PROBLEM STATEMENT
Transcribe all of the material exactly.

#### RECORDS FOR THIS EXERCISE

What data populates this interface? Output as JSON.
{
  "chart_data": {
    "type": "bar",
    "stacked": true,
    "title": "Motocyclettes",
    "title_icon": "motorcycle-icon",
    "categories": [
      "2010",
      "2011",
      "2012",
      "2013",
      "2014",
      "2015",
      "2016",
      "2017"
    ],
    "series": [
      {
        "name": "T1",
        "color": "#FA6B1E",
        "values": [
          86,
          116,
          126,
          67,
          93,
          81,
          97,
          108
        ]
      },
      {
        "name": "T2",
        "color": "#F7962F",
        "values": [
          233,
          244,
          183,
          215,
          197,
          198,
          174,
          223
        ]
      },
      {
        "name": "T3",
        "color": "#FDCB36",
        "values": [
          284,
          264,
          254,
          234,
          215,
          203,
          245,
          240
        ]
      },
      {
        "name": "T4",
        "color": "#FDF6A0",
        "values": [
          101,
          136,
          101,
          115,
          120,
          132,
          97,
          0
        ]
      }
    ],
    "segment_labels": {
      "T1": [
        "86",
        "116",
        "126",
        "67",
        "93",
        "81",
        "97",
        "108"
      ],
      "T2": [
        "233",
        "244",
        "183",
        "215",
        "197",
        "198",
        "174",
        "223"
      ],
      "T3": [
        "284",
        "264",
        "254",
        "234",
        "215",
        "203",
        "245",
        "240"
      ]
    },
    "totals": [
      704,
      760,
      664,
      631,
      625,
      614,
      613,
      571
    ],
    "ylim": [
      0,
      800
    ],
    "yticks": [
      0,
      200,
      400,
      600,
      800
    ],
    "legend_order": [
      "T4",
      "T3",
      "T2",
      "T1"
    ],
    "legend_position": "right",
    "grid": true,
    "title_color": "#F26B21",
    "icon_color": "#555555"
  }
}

########

ANSWER TO THE TASK
What data populates this interface? Output as JSON.
{
  "chart_data": {
    "type": "bar",
    "stacked": true,
    "title": "Motocyclettes",
    "title_icon": "motorcycle-icon",
    "categories": [
      "2010",
      "2011",
      "2012",
      "2013",
      "2014",
      "2015",
      "2016",
      "2017"
    ],
    "series": [
      {
        "name": "T1",
        "color": "#FA6B1E",
        "values": [
          86,
          116,
          126,
          67,
          93,
          81,
          97,
          108
        ]
      },
      {
        "name": "T2",
        "color": "#F7962F",
        "values": [
          233,
          244,
          183,
          215,
          197,
          198,
          174,
          223
        ]
      },
      {
        "name": "T3",
        "color": "#FDCB36",
        "values": [
          284,
          264,
          254,
          234,
          215,
          203,
          245,
          240
        ]
      },
      {
        "name": "T4",
        "color": "#FDF6A0",
        "values": [
          101,
          136,
          101,
          115,
          120,
          132,
          97,
          0
        ]
      }
    ],
    "segment_labels": {
      "T1": [
        "86",
        "116",
        "126",
        "67",
        "93",
        "81",
        "97",
        "108"
      ],
      "T2": [
        "233",
        "244",
        "183",
        "215",
        "197",
        "198",
        "174",
        "223"
      ],
      "T3": [
        "284",
        "264",
        "254",
        "234",
        "215",
        "203",
        "245",
        "240"
      ]
    },
    "totals": [
      704,
      760,
      664,
      631,
      625,
      614,
      613,
      571
    ],
    "ylim": [
      0,
      800
    ],
    "yticks": [
      0,
      200,
      400,
      600,
      800
    ],
    "legend_order": [
      "T4",
      "T3",
      "T2",
      "T1"
    ],
    "legend_position": "right",
    "grid": true,
    "title_color": "#F26B21",
    "icon_color": "#555555"
  }
}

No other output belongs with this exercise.